§ **Written problem**
Drop the images; return everything else in the listing below exactly.

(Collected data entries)
§ §

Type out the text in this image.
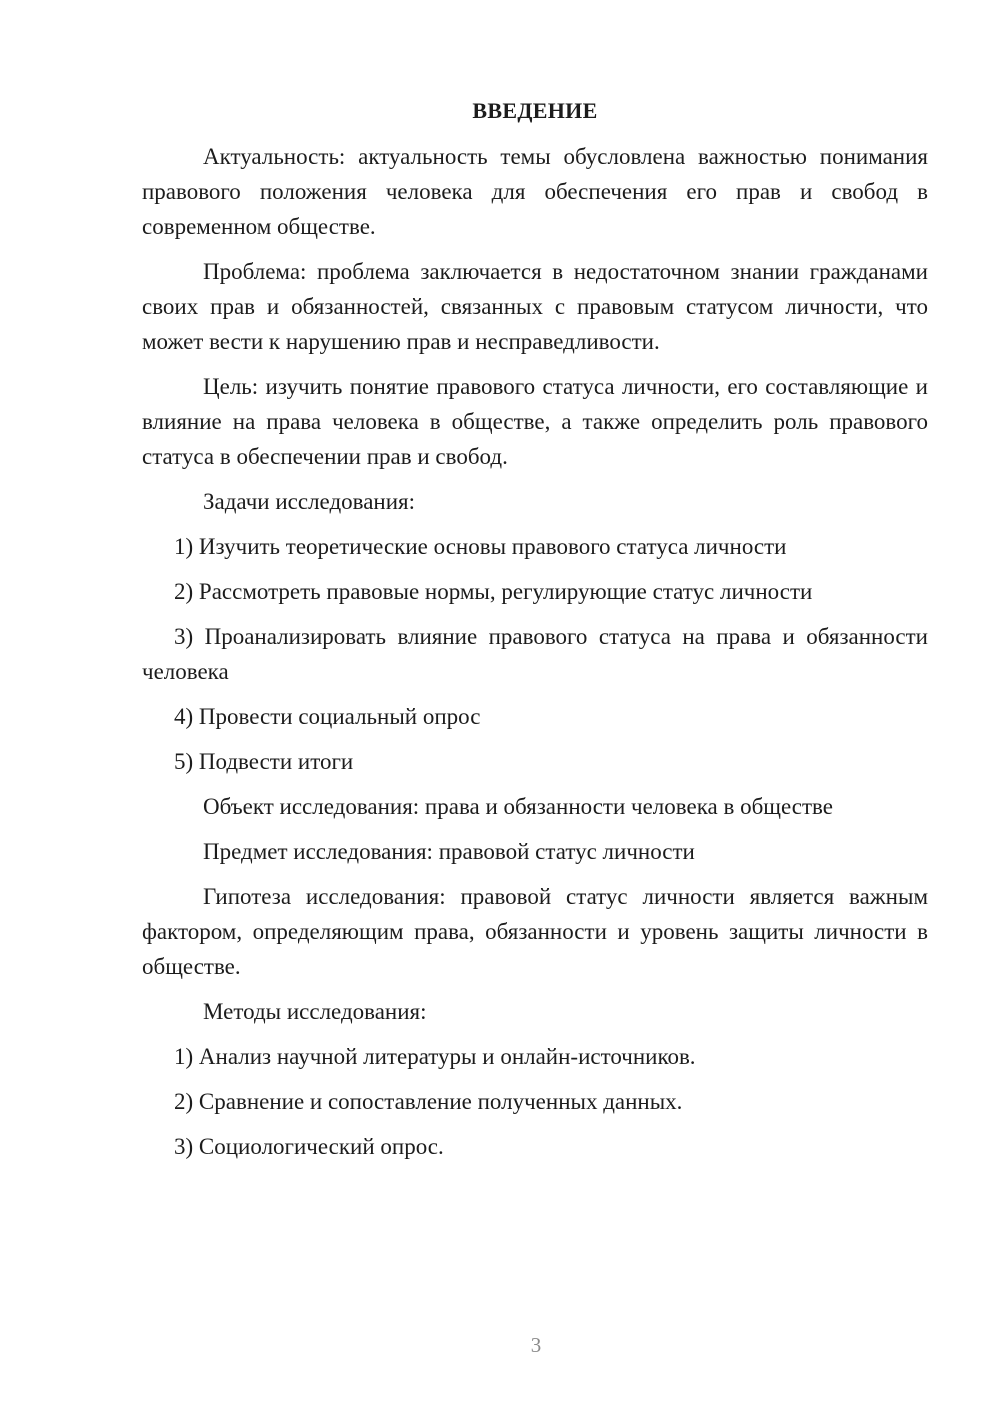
ВВЕДЕНИЕ

Актуальность: актуальность темы обусловлена важностью понимания правового положения человека для обеспечения его прав и свобод в современном обществе.

Проблема: проблема заключается в недостаточном знании гражданами своих прав и обязанностей, связанных с правовым статусом личности, что может вести к нарушению прав и несправедливости.

Цель: изучить понятие правового статуса личности, его составляющие и влияние на права человека в обществе, а также определить роль правового статуса в обеспечении прав и свобод.

Задачи исследования:

1) Изучить теоретические основы правового статуса личности

2) Рассмотреть правовые нормы, регулирующие статус личности

3) Проанализировать влияние правового статуса на права и обязанности человека

4) Провести социальный опрос

5) Подвести итоги

Объект исследования: права и обязанности человека в обществе

Предмет исследования: правовой статус личности

Гипотеза исследования: правовой статус личности является важным фактором, определяющим права, обязанности и уровень защиты личности в обществе.

Методы исследования:

1) Анализ научной литературы и онлайн-источников.

2) Сравнение и сопоставление полученных данных.

3) Социологический опрос.

3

§ §

§ **Answer to the exercise**
Type out the text in this image.
ВВЕДЕНИЕ

Актуальность: актуальность темы обусловлена важностью понимания правового положения человека для обеспечения его прав и свобод в современном обществе.

Проблема: проблема заключается в недостаточном знании гражданами своих прав и обязанностей, связанных с правовым статусом личности, что может вести к нарушению прав и несправедливости.

Цель: изучить понятие правового статуса личности, его составляющие и влияние на права человека в обществе, а также определить роль правового статуса в обеспечении прав и свобод.

Задачи исследования:

1) Изучить теоретические основы правового статуса личности

2) Рассмотреть правовые нормы, регулирующие статус личности

3) Проанализировать влияние правового статуса на права и обязанности человека

4) Провести социальный опрос

5) Подвести итоги

Объект исследования: права и обязанности человека в обществе

Предмет исследования: правовой статус личности

Гипотеза исследования: правовой статус личности является важным фактором, определяющим права, обязанности и уровень защиты личности в обществе.

Методы исследования:

1) Анализ научной литературы и онлайн-источников.

2) Сравнение и сопоставление полученных данных.

3) Социологический опрос.

3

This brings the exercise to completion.